> RECORD LIST:
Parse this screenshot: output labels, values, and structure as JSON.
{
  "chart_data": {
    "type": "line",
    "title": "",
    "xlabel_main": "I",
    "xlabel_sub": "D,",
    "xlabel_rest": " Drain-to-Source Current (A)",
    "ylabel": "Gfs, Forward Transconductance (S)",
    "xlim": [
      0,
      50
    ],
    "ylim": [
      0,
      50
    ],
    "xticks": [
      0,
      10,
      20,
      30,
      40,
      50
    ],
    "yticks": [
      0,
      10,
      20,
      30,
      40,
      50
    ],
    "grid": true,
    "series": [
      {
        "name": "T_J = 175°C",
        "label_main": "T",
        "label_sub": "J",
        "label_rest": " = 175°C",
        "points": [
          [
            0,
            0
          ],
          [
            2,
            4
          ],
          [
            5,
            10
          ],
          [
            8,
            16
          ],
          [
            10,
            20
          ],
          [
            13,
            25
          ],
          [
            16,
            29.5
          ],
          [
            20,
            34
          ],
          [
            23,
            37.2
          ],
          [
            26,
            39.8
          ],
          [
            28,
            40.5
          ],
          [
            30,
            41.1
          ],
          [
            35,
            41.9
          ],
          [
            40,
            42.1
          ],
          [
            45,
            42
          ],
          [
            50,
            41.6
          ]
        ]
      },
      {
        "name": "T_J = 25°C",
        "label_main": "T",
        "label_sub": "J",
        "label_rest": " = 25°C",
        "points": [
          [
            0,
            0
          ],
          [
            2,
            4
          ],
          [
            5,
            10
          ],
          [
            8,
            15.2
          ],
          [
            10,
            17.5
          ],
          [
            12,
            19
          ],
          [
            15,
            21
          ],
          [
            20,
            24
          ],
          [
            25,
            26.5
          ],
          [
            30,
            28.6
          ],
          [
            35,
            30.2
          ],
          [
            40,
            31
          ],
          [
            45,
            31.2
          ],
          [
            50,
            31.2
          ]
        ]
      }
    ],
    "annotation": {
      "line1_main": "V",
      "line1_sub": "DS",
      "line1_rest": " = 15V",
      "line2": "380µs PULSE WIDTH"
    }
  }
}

> WHAT TO PRODUCE: Write out every entry word for word.

> THE ANSWER:
Parse this screenshot: output labels, values, and structure as JSON.
{
  "chart_data": {
    "type": "line",
    "title": "",
    "xlabel_main": "I",
    "xlabel_sub": "D,",
    "xlabel_rest": " Drain-to-Source Current (A)",
    "ylabel": "Gfs, Forward Transconductance (S)",
    "xlim": [
      0,
      50
    ],
    "ylim": [
      0,
      50
    ],
    "xticks": [
      0,
      10,
      20,
      30,
      40,
      50
    ],
    "yticks": [
      0,
      10,
      20,
      30,
      40,
      50
    ],
    "grid": true,
    "series": [
      {
        "name": "T_J = 175°C",
        "label_main": "T",
        "label_sub": "J",
        "label_rest": " = 175°C",
        "points": [
          [
            0,
            0
          ],
          [
            2,
            4
          ],
          [
            5,
            10
          ],
          [
            8,
            16
          ],
          [
            10,
            20
          ],
          [
            13,
            25
          ],
          [
            16,
            29.5
          ],
          [
            20,
            34
          ],
          [
            23,
            37.2
          ],
          [
            26,
            39.8
          ],
          [
            28,
            40.5
          ],
          [
            30,
            41.1
          ],
          [
            35,
            41.9
          ],
          [
            40,
            42.1
          ],
          [
            45,
            42
          ],
          [
            50,
            41.6
          ]
        ]
      },
      {
        "name": "T_J = 25°C",
        "label_main": "T",
        "label_sub": "J",
        "label_rest": " = 25°C",
        "points": [
          [
            0,
            0
          ],
          [
            2,
            4
          ],
          [
            5,
            10
          ],
          [
            8,
            15.2
          ],
          [
            10,
            17.5
          ],
          [
            12,
            19
          ],
          [
            15,
            21
          ],
          [
            20,
            24
          ],
          [
            25,
            26.5
          ],
          [
            30,
            28.6
          ],
          [
            35,
            30.2
          ],
          [
            40,
            31
          ],
          [
            45,
            31.2
          ],
          [
            50,
            31.2
          ]
        ]
      }
    ],
    "annotation": {
      "line1_main": "V",
      "line1_sub": "DS",
      "line1_rest": " = 15V",
      "line2": "380µs PULSE WIDTH"
    }
  }
}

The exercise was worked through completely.